> [What the task asks] Would you return the complete listing below word for word?

> [Dataset entries]
# # #
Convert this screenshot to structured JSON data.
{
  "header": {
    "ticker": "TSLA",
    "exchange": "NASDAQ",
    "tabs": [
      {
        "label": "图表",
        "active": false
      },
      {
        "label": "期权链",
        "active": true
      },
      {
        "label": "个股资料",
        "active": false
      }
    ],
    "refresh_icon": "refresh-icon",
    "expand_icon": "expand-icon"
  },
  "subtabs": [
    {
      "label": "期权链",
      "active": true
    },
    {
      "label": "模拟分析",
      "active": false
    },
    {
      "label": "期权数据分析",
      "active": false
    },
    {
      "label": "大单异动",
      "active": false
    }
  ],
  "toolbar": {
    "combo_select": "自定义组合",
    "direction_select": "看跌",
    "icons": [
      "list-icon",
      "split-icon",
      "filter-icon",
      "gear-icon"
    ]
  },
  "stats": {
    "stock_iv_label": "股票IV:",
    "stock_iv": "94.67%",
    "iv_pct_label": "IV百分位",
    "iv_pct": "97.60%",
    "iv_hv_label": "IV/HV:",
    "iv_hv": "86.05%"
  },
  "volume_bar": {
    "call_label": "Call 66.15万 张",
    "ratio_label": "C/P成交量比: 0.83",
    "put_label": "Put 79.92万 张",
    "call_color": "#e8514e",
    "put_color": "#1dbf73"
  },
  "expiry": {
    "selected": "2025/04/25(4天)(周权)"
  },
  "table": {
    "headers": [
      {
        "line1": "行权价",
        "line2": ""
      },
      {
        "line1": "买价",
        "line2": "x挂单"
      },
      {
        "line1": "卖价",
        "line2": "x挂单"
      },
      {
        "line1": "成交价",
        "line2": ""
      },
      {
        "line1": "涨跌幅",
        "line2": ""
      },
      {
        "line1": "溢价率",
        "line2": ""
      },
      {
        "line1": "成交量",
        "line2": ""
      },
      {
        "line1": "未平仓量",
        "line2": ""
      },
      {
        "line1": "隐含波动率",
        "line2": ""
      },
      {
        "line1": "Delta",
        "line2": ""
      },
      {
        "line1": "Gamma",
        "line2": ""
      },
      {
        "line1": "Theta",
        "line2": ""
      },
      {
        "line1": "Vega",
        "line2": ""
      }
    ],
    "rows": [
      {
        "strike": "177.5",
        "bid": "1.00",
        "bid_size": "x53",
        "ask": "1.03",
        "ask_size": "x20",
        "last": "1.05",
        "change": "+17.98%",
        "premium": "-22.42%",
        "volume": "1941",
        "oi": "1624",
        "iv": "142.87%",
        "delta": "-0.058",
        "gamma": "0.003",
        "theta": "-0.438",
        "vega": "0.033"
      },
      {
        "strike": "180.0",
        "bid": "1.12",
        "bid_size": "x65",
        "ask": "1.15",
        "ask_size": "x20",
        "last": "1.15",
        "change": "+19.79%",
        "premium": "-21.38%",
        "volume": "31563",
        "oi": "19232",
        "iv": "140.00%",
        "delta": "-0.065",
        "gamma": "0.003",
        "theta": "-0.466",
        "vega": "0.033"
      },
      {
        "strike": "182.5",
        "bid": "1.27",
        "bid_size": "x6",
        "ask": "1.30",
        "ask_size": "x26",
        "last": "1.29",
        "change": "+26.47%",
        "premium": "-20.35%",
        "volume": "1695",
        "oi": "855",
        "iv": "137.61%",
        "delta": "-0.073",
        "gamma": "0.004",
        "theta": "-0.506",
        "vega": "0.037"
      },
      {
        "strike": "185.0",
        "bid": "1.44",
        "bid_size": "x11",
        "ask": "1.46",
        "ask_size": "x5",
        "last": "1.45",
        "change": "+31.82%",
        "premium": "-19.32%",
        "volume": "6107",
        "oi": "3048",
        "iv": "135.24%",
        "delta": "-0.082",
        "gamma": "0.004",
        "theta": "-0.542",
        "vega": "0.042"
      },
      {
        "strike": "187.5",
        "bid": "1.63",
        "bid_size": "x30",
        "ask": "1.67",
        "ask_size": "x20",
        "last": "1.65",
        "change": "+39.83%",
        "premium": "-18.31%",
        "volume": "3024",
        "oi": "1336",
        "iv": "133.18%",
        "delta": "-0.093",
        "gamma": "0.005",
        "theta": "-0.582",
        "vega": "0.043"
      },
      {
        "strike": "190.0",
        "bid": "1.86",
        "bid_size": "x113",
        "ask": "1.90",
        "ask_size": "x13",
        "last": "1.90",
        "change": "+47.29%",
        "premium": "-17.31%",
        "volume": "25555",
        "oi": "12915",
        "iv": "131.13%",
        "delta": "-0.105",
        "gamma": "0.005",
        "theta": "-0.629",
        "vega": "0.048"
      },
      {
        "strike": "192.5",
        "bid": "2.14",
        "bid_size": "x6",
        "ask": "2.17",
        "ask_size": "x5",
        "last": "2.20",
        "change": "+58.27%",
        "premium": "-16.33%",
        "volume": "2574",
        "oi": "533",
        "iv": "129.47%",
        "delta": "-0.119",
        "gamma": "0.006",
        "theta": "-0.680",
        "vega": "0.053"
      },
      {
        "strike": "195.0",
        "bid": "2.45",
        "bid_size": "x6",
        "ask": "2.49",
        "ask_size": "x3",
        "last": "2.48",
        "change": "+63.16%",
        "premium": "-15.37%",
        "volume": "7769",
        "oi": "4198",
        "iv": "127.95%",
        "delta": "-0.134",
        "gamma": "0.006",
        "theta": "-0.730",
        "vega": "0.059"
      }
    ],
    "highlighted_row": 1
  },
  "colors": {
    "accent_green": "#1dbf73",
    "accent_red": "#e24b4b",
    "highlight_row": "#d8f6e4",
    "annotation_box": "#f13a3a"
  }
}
# # #
> [Correct result]
Convert this screenshot to structured JSON data.
{
  "header": {
    "ticker": "TSLA",
    "exchange": "NASDAQ",
    "tabs": [
      {
        "label": "图表",
        "active": false
      },
      {
        "label": "期权链",
        "active": true
      },
      {
        "label": "个股资料",
        "active": false
      }
    ],
    "refresh_icon": "refresh-icon",
    "expand_icon": "expand-icon"
  },
  "subtabs": [
    {
      "label": "期权链",
      "active": true
    },
    {
      "label": "模拟分析",
      "active": false
    },
    {
      "label": "期权数据分析",
      "active": false
    },
    {
      "label": "大单异动",
      "active": false
    }
  ],
  "toolbar": {
    "combo_select": "自定义组合",
    "direction_select": "看跌",
    "icons": [
      "list-icon",
      "split-icon",
      "filter-icon",
      "gear-icon"
    ]
  },
  "stats": {
    "stock_iv_label": "股票IV:",
    "stock_iv": "94.67%",
    "iv_pct_label": "IV百分位",
    "iv_pct": "97.60%",
    "iv_hv_label": "IV/HV:",
    "iv_hv": "86.05%"
  },
  "volume_bar": {
    "call_label": "Call 66.15万 张",
    "ratio_label": "C/P成交量比: 0.83",
    "put_label": "Put 79.92万 张",
    "call_color": "#e8514e",
    "put_color": "#1dbf73"
  },
  "expiry": {
    "selected": "2025/04/25(4天)(周权)"
  },
  "table": {
    "headers": [
      {
        "line1": "行权价",
        "line2": ""
      },
      {
        "line1": "买价",
        "line2": "x挂单"
      },
      {
        "line1": "卖价",
        "line2": "x挂单"
      },
      {
        "line1": "成交价",
        "line2": ""
      },
      {
        "line1": "涨跌幅",
        "line2": ""
      },
      {
        "line1": "溢价率",
        "line2": ""
      },
      {
        "line1": "成交量",
        "line2": ""
      },
      {
        "line1": "未平仓量",
        "line2": ""
      },
      {
        "line1": "隐含波动率",
        "line2": ""
      },
      {
        "line1": "Delta",
        "line2": ""
      },
      {
        "line1": "Gamma",
        "line2": ""
      },
      {
        "line1": "Theta",
        "line2": ""
      },
      {
        "line1": "Vega",
        "line2": ""
      }
    ],
    "rows": [
      {
        "strike": "177.5",
        "bid": "1.00",
        "bid_size": "x53",
        "ask": "1.03",
        "ask_size": "x20",
        "last": "1.05",
        "change": "+17.98%",
        "premium": "-22.42%",
        "volume": "1941",
        "oi": "1624",
        "iv": "142.87%",
        "delta": "-0.058",
        "gamma": "0.003",
        "theta": "-0.438",
        "vega": "0.033"
      },
      {
        "strike": "180.0",
        "bid": "1.12",
        "bid_size": "x65",
        "ask": "1.15",
        "ask_size": "x20",
        "last": "1.15",
        "change": "+19.79%",
        "premium": "-21.38%",
        "volume": "31563",
        "oi": "19232",
        "iv": "140.00%",
        "delta": "-0.065",
        "gamma": "0.003",
        "theta": "-0.466",
        "vega": "0.033"
      },
      {
        "strike": "182.5",
        "bid": "1.27",
        "bid_size": "x6",
        "ask": "1.30",
        "ask_size": "x26",
        "last": "1.29",
        "change": "+26.47%",
        "premium": "-20.35%",
        "volume": "1695",
        "oi": "855",
        "iv": "137.61%",
        "delta": "-0.073",
        "gamma": "0.004",
        "theta": "-0.506",
        "vega": "0.037"
      },
      {
        "strike": "185.0",
        "bid": "1.44",
        "bid_size": "x11",
        "ask": "1.46",
        "ask_size": "x5",
        "last": "1.45",
        "change": "+31.82%",
        "premium": "-19.32%",
        "volume": "6107",
        "oi": "3048",
        "iv": "135.24%",
        "delta": "-0.082",
        "gamma": "0.004",
        "theta": "-0.542",
        "vega": "0.042"
      },
      {
        "strike": "187.5",
        "bid": "1.63",
        "bid_size": "x30",
        "ask": "1.67",
        "ask_size": "x20",
        "last": "1.65",
        "change": "+39.83%",
        "premium": "-18.31%",
        "volume": "3024",
        "oi": "1336",
        "iv": "133.18%",
        "delta": "-0.093",
        "gamma": "0.005",
        "theta": "-0.582",
        "vega": "0.043"
      },
      {
        "strike": "190.0",
        "bid": "1.86",
        "bid_size": "x113",
        "ask": "1.90",
        "ask_size": "x13",
        "last": "1.90",
        "change": "+47.29%",
        "premium": "-17.31%",
        "volume": "25555",
        "oi": "12915",
        "iv": "131.13%",
        "delta": "-0.105",
        "gamma": "0.005",
        "theta": "-0.629",
        "vega": "0.048"
      },
      {
        "strike": "192.5",
        "bid": "2.14",
        "bid_size": "x6",
        "ask": "2.17",
        "ask_size": "x5",
        "last": "2.20",
        "change": "+58.27%",
        "premium": "-16.33%",
        "volume": "2574",
        "oi": "533",
        "iv": "129.47%",
        "delta": "-0.119",
        "gamma": "0.006",
        "theta": "-0.680",
        "vega": "0.053"
      },
      {
        "strike": "195.0",
        "bid": "2.45",
        "bid_size": "x6",
        "ask": "2.49",
        "ask_size": "x3",
        "last": "2.48",
        "change": "+63.16%",
        "premium": "-15.37%",
        "volume": "7769",
        "oi": "4198",
        "iv": "127.95%",
        "delta": "-0.134",
        "gamma": "0.006",
        "theta": "-0.730",
        "vega": "0.059"
      }
    ],
    "highlighted_row": 1
  },
  "colors": {
    "accent_green": "#1dbf73",
    "accent_red": "#e24b4b",
    "highlight_row": "#d8f6e4",
    "annotation_box": "#f13a3a"
  }
}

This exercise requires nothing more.